Work task: Set down every record below exactly as written, but leave out the pictures.

..........

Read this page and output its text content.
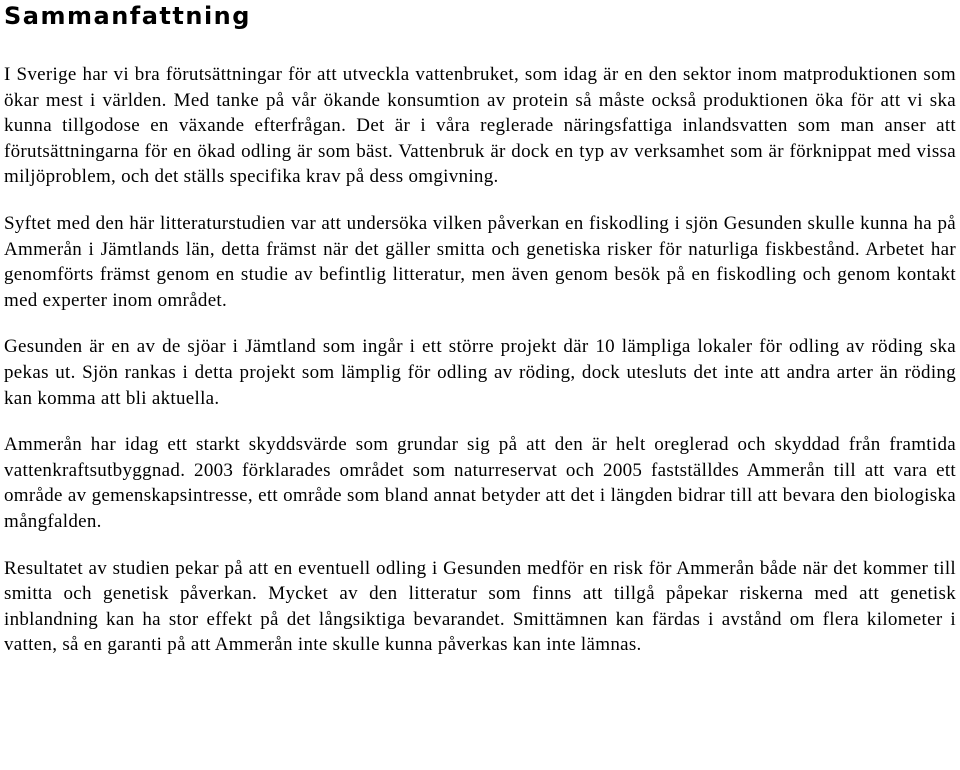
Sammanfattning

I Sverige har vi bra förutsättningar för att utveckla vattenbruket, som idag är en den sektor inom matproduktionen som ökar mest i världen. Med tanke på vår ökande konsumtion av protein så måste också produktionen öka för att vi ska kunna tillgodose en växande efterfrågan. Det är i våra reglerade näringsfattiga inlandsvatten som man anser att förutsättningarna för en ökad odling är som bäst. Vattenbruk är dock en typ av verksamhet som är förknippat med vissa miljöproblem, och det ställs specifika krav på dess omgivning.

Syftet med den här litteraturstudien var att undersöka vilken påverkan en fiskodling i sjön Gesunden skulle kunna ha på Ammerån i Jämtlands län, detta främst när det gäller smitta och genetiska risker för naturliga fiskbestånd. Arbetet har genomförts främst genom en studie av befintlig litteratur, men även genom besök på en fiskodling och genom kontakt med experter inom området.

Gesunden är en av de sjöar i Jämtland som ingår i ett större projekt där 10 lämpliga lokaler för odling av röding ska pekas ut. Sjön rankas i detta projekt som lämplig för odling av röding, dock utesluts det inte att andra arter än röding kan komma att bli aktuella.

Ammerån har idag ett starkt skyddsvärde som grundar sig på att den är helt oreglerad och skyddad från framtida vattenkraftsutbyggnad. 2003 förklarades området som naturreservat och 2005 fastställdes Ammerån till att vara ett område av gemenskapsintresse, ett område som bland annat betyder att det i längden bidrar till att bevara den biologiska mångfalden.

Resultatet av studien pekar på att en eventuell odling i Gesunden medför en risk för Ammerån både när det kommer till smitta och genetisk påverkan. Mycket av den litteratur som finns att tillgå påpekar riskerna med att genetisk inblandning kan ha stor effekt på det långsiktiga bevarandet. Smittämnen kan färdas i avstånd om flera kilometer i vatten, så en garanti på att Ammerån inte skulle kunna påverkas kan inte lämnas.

..........

Answer area:
Read this page and output its text content.
Sammanfattning

I Sverige har vi bra förutsättningar för att utveckla vattenbruket, som idag är en den sektor inom matproduktionen som ökar mest i världen. Med tanke på vår ökande konsumtion av protein så måste också produktionen öka för att vi ska kunna tillgodose en växande efterfrågan. Det är i våra reglerade näringsfattiga inlandsvatten som man anser att förutsättningarna för en ökad odling är som bäst. Vattenbruk är dock en typ av verksamhet som är förknippat med vissa miljöproblem, och det ställs specifika krav på dess omgivning.

Syftet med den här litteraturstudien var att undersöka vilken påverkan en fiskodling i sjön Gesunden skulle kunna ha på Ammerån i Jämtlands län, detta främst när det gäller smitta och genetiska risker för naturliga fiskbestånd. Arbetet har genomförts främst genom en studie av befintlig litteratur, men även genom besök på en fiskodling och genom kontakt med experter inom området.

Gesunden är en av de sjöar i Jämtland som ingår i ett större projekt där 10 lämpliga lokaler för odling av röding ska pekas ut. Sjön rankas i detta projekt som lämplig för odling av röding, dock utesluts det inte att andra arter än röding kan komma att bli aktuella.

Ammerån har idag ett starkt skyddsvärde som grundar sig på att den är helt oreglerad och skyddad från framtida vattenkraftsutbyggnad. 2003 förklarades området som naturreservat och 2005 fastställdes Ammerån till att vara ett område av gemenskapsintresse, ett område som bland annat betyder att det i längden bidrar till att bevara den biologiska mångfalden.

Resultatet av studien pekar på att en eventuell odling i Gesunden medför en risk för Ammerån både när det kommer till smitta och genetisk påverkan. Mycket av den litteratur som finns att tillgå påpekar riskerna med att genetisk inblandning kan ha stor effekt på det långsiktiga bevarandet. Smittämnen kan färdas i avstånd om flera kilometer i vatten, så en garanti på att Ammerån inte skulle kunna påverkas kan inte lämnas.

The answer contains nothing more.